- [Extrait du document]:

---------------

Regardez bien cette photo : des milliers d’habitants de Tunis ont bravé le couvre-feu et envahi le centre de la capitale et les grandes avenues des banlieues à Carthage et à Sidi Bou Saïd, quelques minutes après le discours télévisé du président Ben Ali dans lequel il annonçait ne pas avoir l’intention de briguer un nouveau mandat. On se filmait, on se congratulait. C’était le grand soir, à Tunis. Et sans doute la première fois qu’une foule pouvait décemment célébrer l’avènement annoncé d’une démocratie au Maghreb et dans un pays arabe.
Ainsi terminent les despotes : dans l’indignité ! Ils s’en vont sous les youyous et les chants de liesse de leur propre population.
Les Tunisiens le confirment qui sont heureux d’avoir contraint leur tyran à renoncer au pouvoir à vie. «On a la liberté d’expression, la liberté de l’information, la liberté de l’Internet!», criait Mahmoud, avenue Bourguiba. «On va préparer la démocratie, on va préparer une commission pour juger les corrompus!», ajoutait un de ses amis. «Et tous les corrompus, du haut en bas!», hurlait un garçon. (Le Figaro)
Ainsi voudrait donc terminer Bouteflika ?
Il se pose, en effet, la question : Ben Ali s’en va en 2014 (ce qui reste trop loin, au demeurant), et Abdelaziz Bouteflika ?
A trop vouloir rester au pouvoir, à trop mépriser le peuple, nos monarques autoproclamés quittent le trône la tête basse, chasés, désavoués, déshonorés, après avoir accompagné leurs pays vers la décadence. Ils ne voient pas le temps passer et le gouffre s’installer entre eux et la jeune population.
« Le président Ben Ali n’avait plus d’autre choix que de capituler. Dans cette escalade de la violence, il avait été pris à son propre piège. La presse, aux ordres du pouvoir, n’était plus lue. La télévision officielle plus regardée. Entre le président et son peuple, il n’y avait plus rien d’autre que la force. Et donc une impasse absolue », écrit Le Figaro.

---------------

- [Données extraites]:
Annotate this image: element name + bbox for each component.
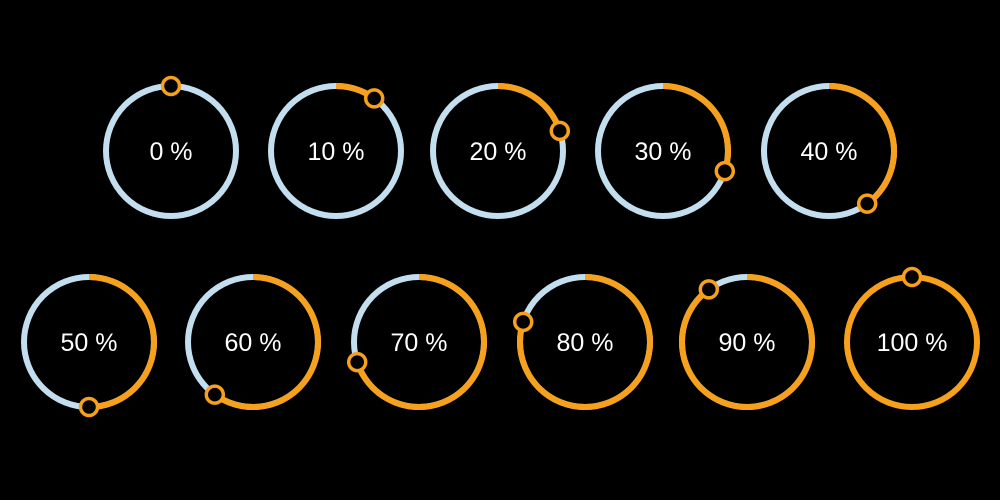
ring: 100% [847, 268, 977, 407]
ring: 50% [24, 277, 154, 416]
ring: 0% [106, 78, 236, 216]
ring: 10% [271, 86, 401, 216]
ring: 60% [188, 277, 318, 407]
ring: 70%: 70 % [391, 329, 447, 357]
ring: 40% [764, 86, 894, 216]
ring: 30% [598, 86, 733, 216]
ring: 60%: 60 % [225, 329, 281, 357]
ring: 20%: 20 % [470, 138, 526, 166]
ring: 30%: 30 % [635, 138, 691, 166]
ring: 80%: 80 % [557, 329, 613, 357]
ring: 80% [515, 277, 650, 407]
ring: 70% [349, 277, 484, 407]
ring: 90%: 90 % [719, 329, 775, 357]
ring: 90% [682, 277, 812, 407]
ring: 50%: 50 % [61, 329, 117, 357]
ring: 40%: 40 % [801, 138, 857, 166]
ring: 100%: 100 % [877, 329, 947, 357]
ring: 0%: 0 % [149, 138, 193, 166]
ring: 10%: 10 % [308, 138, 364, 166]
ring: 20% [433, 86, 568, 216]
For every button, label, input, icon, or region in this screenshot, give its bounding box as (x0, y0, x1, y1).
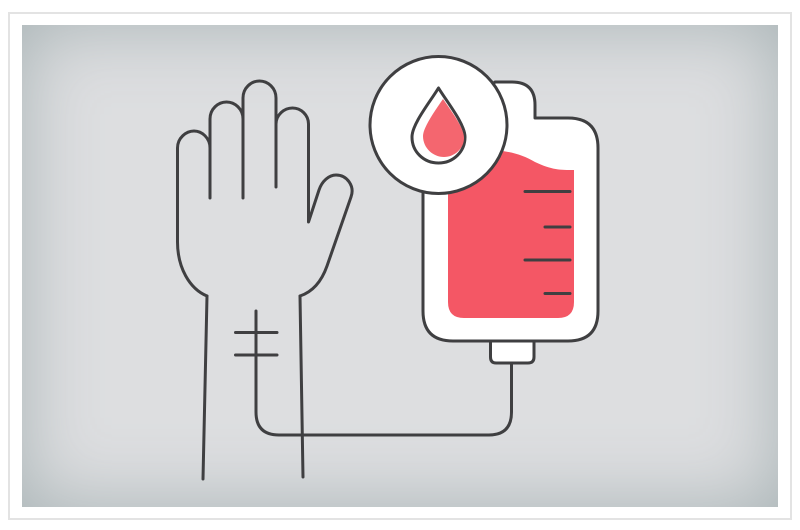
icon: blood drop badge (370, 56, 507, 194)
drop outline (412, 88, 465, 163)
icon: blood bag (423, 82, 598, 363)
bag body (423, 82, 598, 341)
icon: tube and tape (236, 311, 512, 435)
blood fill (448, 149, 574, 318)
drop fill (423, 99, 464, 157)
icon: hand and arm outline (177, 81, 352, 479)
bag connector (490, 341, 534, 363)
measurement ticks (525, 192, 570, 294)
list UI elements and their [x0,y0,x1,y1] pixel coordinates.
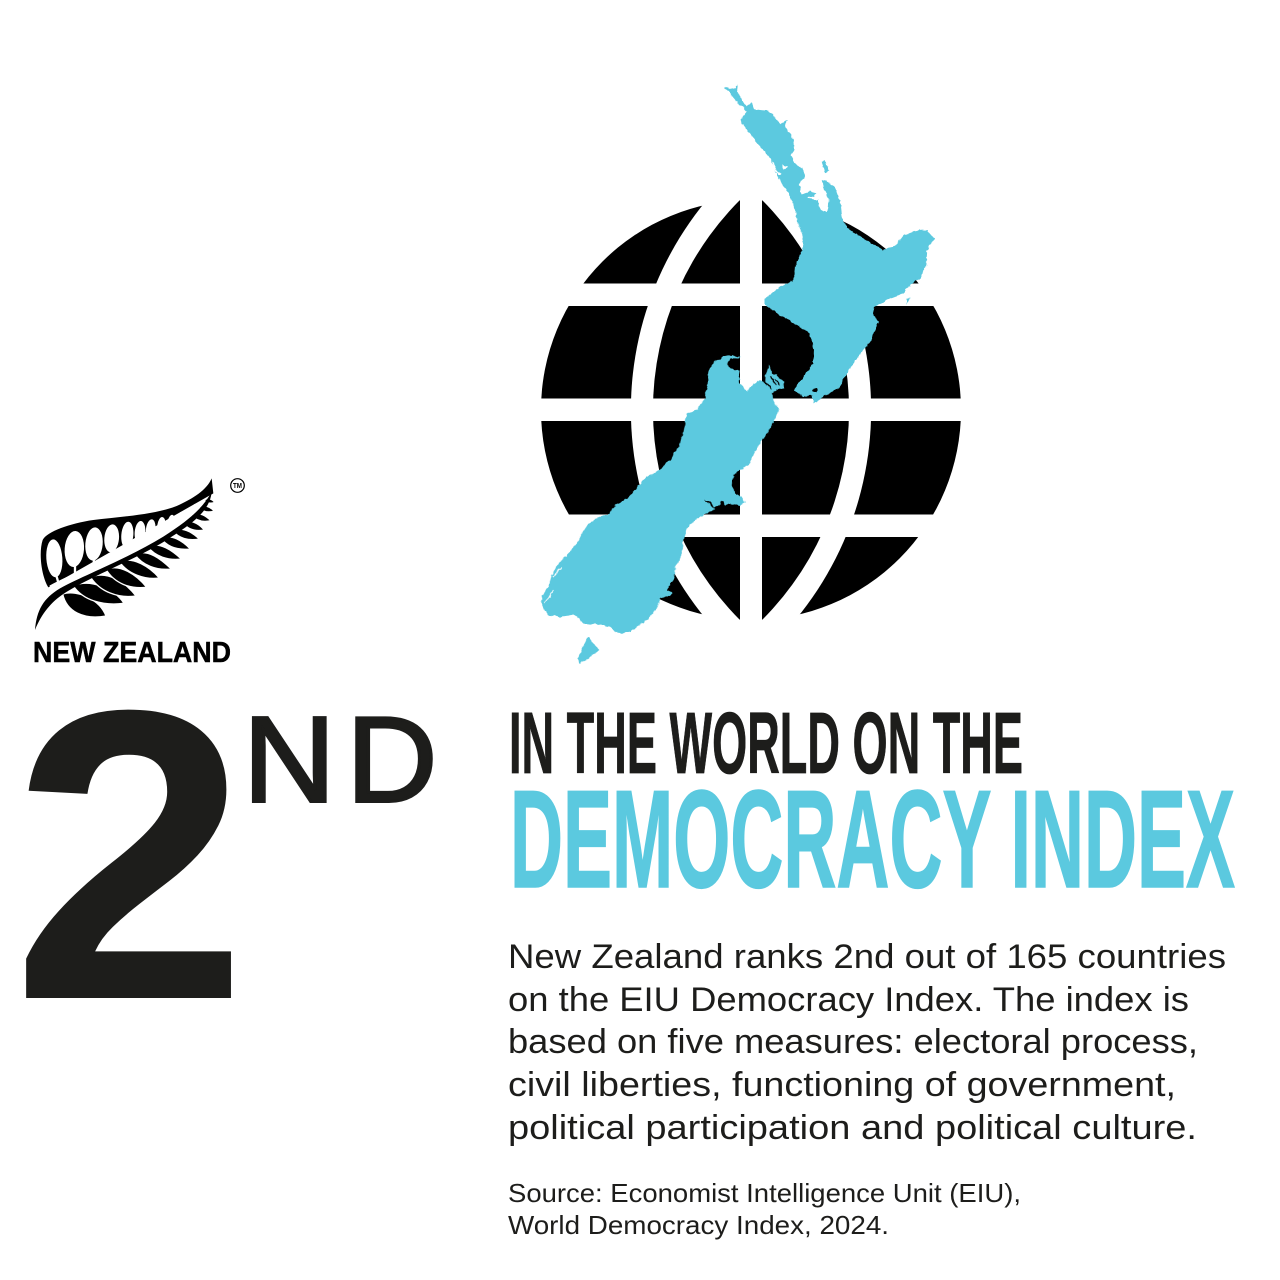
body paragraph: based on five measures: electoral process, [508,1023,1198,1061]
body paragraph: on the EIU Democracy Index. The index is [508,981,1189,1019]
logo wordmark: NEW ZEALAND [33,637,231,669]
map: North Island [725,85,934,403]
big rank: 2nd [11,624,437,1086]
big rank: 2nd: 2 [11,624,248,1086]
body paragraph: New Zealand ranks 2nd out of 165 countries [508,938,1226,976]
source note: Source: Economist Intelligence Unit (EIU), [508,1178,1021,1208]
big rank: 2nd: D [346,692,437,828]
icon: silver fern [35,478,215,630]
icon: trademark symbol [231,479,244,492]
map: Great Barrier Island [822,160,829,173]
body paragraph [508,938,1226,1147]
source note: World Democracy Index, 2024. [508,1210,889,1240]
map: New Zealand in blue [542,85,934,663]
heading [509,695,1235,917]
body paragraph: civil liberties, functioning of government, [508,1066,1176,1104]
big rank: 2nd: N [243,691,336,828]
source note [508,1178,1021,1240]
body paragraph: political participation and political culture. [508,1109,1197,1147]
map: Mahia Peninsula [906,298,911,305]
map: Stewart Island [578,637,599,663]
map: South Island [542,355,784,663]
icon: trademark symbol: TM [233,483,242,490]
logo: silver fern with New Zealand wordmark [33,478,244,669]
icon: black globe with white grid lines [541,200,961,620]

---------------

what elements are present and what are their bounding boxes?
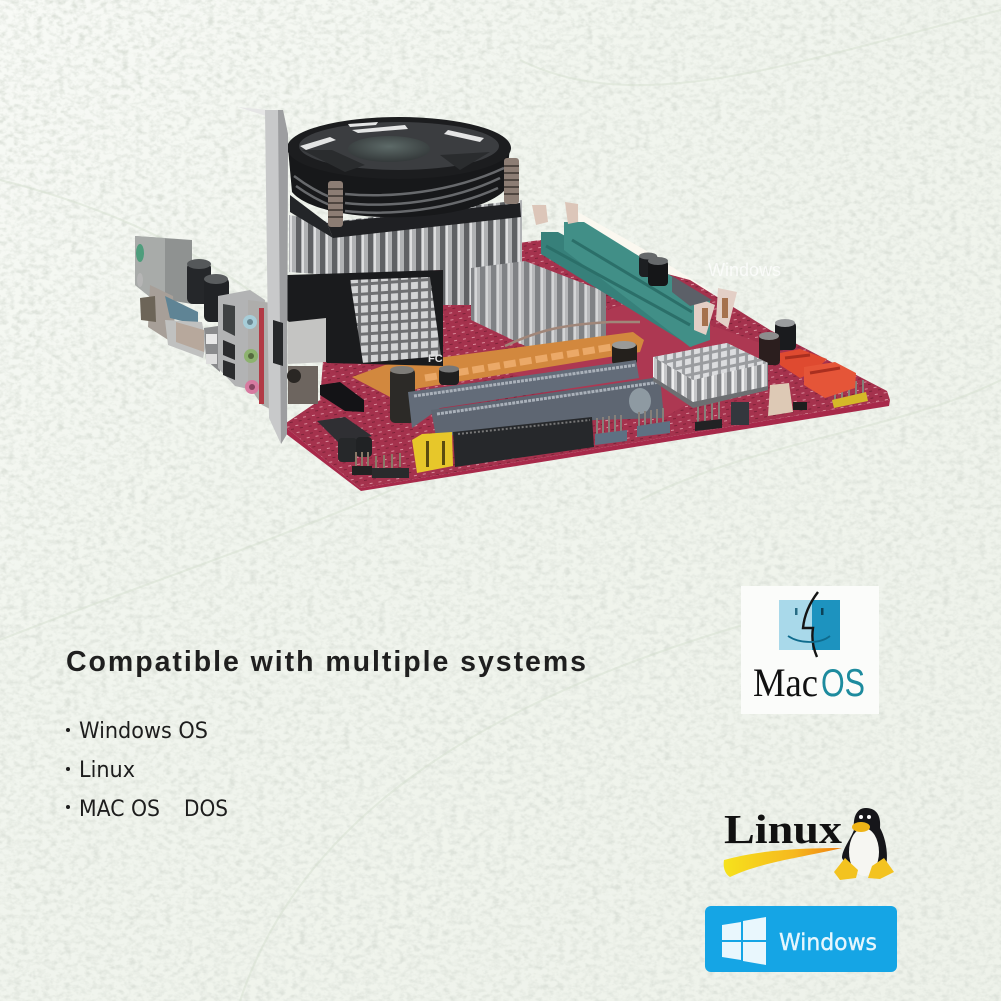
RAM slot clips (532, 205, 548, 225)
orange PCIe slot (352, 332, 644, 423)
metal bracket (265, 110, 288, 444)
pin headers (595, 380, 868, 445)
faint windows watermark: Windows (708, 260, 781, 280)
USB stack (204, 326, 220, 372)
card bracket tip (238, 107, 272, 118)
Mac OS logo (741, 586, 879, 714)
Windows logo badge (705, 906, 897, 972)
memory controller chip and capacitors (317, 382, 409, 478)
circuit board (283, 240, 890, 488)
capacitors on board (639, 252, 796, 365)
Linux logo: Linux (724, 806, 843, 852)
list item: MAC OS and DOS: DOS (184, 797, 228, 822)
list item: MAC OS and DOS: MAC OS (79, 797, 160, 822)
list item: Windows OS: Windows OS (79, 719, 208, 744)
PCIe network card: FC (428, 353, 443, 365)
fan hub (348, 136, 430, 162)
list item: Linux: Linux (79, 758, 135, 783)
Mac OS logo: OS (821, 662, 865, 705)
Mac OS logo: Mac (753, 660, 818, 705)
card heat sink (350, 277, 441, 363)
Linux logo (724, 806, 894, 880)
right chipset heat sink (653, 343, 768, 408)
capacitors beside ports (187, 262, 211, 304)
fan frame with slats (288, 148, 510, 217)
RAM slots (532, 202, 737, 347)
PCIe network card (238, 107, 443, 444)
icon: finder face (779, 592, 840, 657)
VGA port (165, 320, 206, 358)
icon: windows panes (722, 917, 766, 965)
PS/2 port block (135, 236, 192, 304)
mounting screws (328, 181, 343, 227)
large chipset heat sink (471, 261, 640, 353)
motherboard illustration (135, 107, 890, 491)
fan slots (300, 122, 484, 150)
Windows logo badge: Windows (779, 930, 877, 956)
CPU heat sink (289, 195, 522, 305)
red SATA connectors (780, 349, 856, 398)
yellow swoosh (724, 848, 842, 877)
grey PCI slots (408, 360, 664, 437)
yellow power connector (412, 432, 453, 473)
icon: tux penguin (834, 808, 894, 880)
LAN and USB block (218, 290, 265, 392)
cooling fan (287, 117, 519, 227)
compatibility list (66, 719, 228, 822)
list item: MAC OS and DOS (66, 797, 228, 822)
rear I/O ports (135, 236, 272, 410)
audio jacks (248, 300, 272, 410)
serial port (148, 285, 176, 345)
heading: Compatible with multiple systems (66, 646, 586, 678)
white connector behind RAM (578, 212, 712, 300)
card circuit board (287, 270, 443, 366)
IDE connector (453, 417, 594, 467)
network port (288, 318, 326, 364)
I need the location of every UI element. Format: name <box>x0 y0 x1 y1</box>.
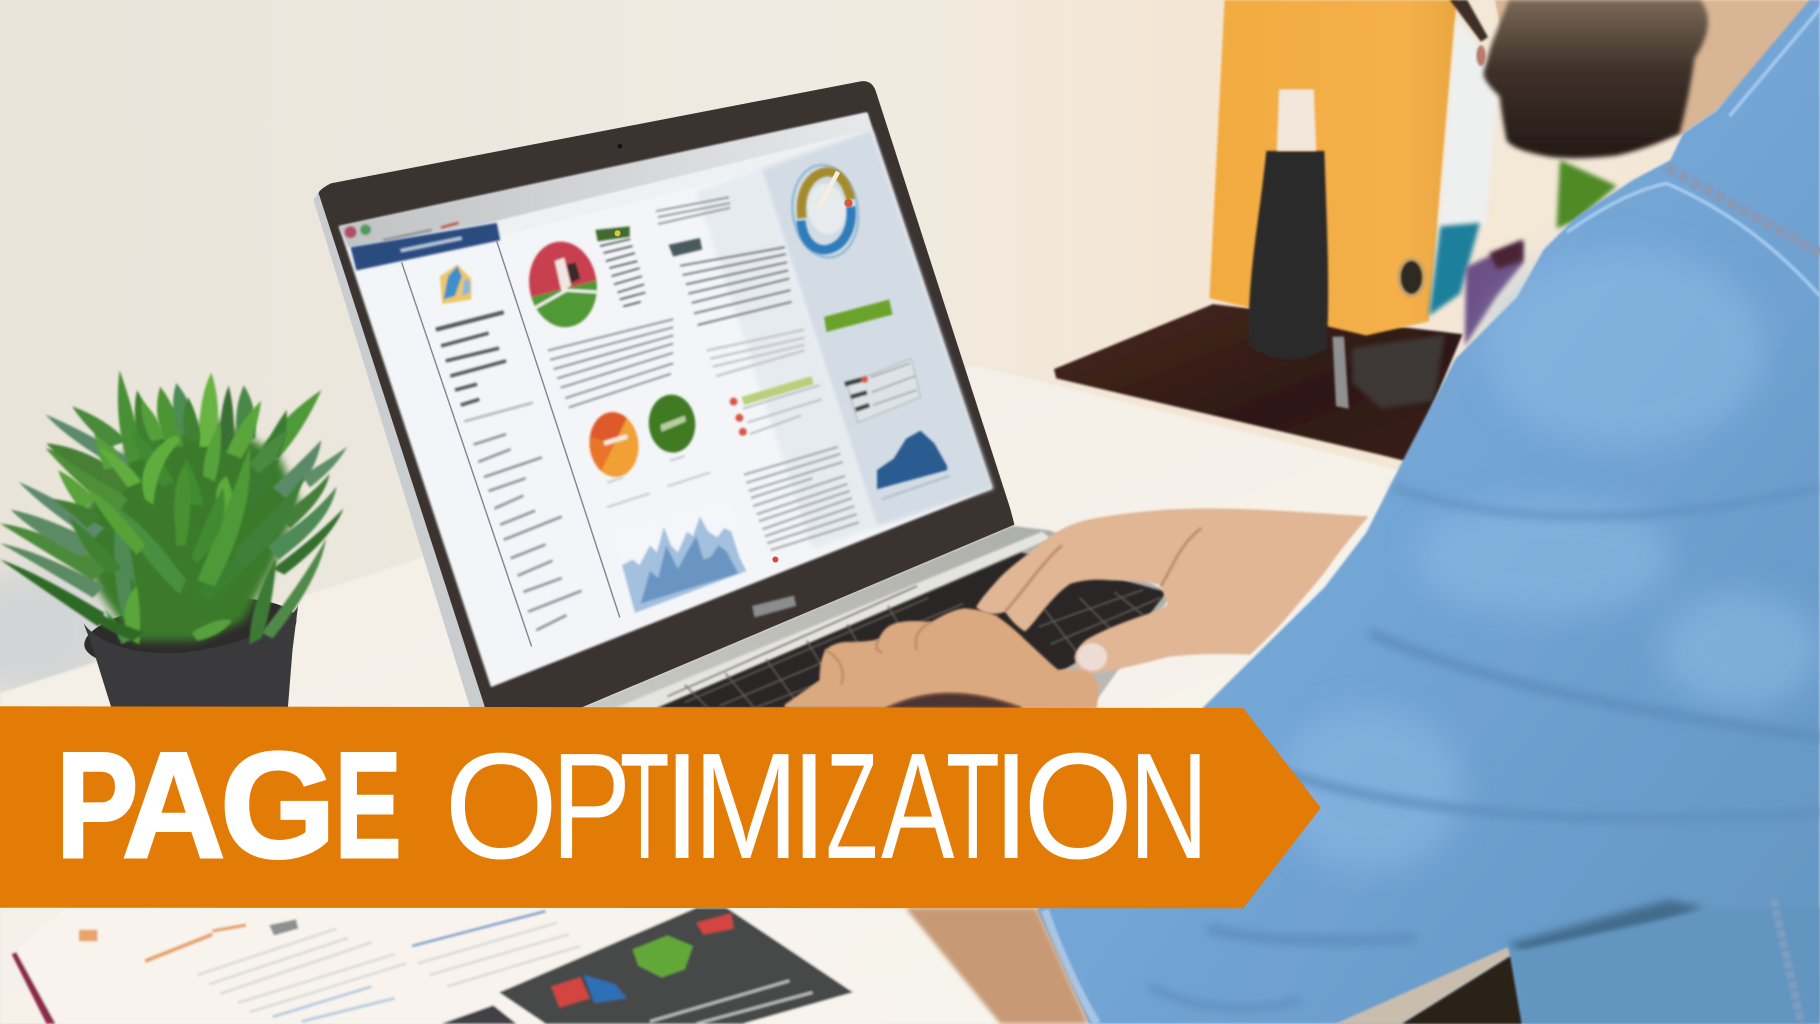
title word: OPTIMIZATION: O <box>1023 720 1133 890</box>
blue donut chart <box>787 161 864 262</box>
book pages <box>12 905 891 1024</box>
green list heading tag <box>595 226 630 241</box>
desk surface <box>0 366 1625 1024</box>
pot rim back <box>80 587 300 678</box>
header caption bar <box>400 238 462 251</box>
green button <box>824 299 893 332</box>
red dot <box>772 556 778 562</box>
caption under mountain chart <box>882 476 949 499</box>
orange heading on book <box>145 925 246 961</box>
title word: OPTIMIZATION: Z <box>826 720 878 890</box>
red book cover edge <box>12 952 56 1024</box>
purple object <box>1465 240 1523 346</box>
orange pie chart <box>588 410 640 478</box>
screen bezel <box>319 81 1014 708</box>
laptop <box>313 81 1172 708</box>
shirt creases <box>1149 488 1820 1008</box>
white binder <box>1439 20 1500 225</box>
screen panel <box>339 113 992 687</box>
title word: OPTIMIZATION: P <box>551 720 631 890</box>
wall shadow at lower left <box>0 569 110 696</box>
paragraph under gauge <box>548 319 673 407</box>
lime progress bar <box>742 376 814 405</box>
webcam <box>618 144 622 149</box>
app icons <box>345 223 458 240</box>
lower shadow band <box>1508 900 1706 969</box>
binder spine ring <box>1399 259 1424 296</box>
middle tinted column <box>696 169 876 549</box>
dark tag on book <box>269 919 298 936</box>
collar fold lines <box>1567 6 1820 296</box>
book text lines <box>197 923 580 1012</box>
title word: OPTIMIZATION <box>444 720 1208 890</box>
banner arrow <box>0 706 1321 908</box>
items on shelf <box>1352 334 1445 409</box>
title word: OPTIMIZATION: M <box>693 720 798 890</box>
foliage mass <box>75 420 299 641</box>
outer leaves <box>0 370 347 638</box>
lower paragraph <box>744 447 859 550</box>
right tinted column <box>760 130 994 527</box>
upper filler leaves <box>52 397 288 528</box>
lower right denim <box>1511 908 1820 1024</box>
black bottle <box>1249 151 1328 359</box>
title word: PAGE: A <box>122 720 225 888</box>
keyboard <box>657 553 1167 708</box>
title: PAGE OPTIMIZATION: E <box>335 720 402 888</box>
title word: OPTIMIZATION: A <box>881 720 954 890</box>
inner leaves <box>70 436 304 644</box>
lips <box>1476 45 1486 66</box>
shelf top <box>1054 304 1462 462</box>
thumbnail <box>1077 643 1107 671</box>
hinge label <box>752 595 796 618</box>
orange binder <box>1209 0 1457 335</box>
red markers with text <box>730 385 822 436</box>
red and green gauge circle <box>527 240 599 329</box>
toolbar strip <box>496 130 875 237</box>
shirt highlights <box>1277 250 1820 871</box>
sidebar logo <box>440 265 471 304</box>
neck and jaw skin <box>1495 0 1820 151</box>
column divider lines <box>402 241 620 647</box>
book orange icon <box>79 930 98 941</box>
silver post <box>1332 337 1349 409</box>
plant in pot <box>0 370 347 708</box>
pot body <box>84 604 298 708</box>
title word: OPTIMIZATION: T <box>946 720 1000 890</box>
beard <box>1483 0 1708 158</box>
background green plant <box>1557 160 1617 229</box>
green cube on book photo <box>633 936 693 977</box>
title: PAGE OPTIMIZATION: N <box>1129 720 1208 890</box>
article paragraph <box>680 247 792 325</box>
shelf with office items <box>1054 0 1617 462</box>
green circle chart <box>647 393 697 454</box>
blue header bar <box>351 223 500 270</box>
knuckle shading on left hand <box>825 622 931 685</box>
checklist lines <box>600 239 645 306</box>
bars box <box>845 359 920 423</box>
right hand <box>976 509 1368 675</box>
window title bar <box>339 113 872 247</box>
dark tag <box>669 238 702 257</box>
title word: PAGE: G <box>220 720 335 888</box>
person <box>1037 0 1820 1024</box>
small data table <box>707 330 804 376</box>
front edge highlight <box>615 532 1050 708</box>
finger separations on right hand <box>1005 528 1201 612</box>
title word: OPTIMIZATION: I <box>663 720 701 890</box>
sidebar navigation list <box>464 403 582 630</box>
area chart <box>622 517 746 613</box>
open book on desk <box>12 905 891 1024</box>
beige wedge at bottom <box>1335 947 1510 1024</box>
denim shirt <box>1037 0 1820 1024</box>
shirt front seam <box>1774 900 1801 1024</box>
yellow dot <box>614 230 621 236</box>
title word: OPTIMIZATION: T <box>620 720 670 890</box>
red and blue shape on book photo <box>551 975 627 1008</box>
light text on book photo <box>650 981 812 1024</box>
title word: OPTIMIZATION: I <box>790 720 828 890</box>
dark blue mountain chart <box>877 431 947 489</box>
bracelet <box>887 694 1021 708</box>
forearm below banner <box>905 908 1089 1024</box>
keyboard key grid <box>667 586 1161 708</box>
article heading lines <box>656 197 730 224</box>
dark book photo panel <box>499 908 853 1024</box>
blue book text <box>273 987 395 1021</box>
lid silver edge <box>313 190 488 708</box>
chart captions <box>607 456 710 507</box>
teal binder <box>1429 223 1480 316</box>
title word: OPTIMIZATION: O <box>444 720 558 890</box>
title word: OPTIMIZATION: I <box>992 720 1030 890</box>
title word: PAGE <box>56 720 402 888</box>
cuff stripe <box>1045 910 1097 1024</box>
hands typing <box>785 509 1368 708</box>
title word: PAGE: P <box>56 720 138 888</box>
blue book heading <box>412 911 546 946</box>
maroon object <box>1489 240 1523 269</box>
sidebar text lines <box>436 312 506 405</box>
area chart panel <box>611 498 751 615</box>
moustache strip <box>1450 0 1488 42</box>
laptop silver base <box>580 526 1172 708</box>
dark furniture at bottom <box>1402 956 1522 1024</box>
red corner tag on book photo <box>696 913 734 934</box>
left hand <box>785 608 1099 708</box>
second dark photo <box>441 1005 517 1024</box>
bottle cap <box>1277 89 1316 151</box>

---------------

- [Exercices à résoudre]:
(1) Recopiez le texte sur le départ de Ben Ali entre « Il se pose, en » et « écrit Le Figaro. », bornes incluses.
(2) Dans le texte sur le départ de Ben Ali, qu'annonçait le président lors de son discours télévisé ?
(3) Poursuivez le texte sur le départ de Ben Ali après sa dernière phrase.
Les lignes ne servent à rien ici.

- [Réponses]:
(1)
Il se pose, en effet, la question : Ben Ali s’en va en 2014 (ce qui reste trop loin, au demeurant), et Abdelaziz Bouteflika ?
A trop vouloir rester au pouvoir, à trop mépriser le peuple, nos monarques autoproclamés quittent le trône la tête basse, chasés, désavoués, déshonorés, après avoir accompagné leurs pays vers la décadence. Ils ne voient pas le temps passer et le gouffre s’installer entre eux et la jeune population.
« Le président Ben Ali n’avait plus d’autre choix que de capituler. Dans cette escalade de la violence, il avait été pris à son propre piège. La presse, aux ordres du pouvoir, n’était plus lue. La télévision officielle plus regardée. Entre le président et son peuple, il n’y avait plus rien d’autre que la force. Et donc une impasse absolue », écrit Le Figaro.

(2) Il annonçait ne pas avoir l'intention de briguer un nouveau mandat.

(3)
Le regretté M’hammed Yazid, ancien ministre de l’Information au sein du GPRA a laissé cette déclaration avant de partir : « On continue d’avoir comme gestionnaires des affaires du pays des gens qui ne croient pas à la démocratie. Ces mêmes gens ont été amenés et installés à la tête du pays par un système qui perdure depuis l’indépendance. A partir de 1962, nous avons connu une usurpation du pouvoir par des institutions qui s’inscrivaient dans la logique du parti unique. Et cela explique les développements qui nous ont amenés à avril 1999 où un président dit de “consensus” a été installé à El Mouradia à la suite d’une mascarade électorale. »
Comme Ben Ali, la famille et les proches de Bouteflika ont pillé le pays (dixit l’ambassadeur de France in WikiLeaks) ; comme Ben Ali, Bouteflika a institué la corruption. Mais ses hommes sont mêlés à des scandales bien pires que ceux qu’on prête à Ben Ali. Les malversations commises par l’équipe Chakib Khelil se chiffreraient, à elles seules, à 52 milliards de dollars, selon une source de l’Energie, d’où la déclaration éloquente de Youcef Yousfi : « Les faits reprochés à l’ancienne équipe sont gravissimes »
Bouteflika a décapité l’Etat, vidé les institutions…
« Bouteflika ne pouvait se contenter du poste de président de la République, dit son vieux compagnon Chérif Belkacem. Il a voulu s’emparer de tous les postes, celui de ministre comme celui de député ou celui de maire. C’est pour cela qu’il n’y a plus aujourd’hui d’autorité nulle part, celle de l’Etat, celle du maire ou celle du ministre… Il faudra résoudre ce problème d’autorité après le départ de Bouteflika. »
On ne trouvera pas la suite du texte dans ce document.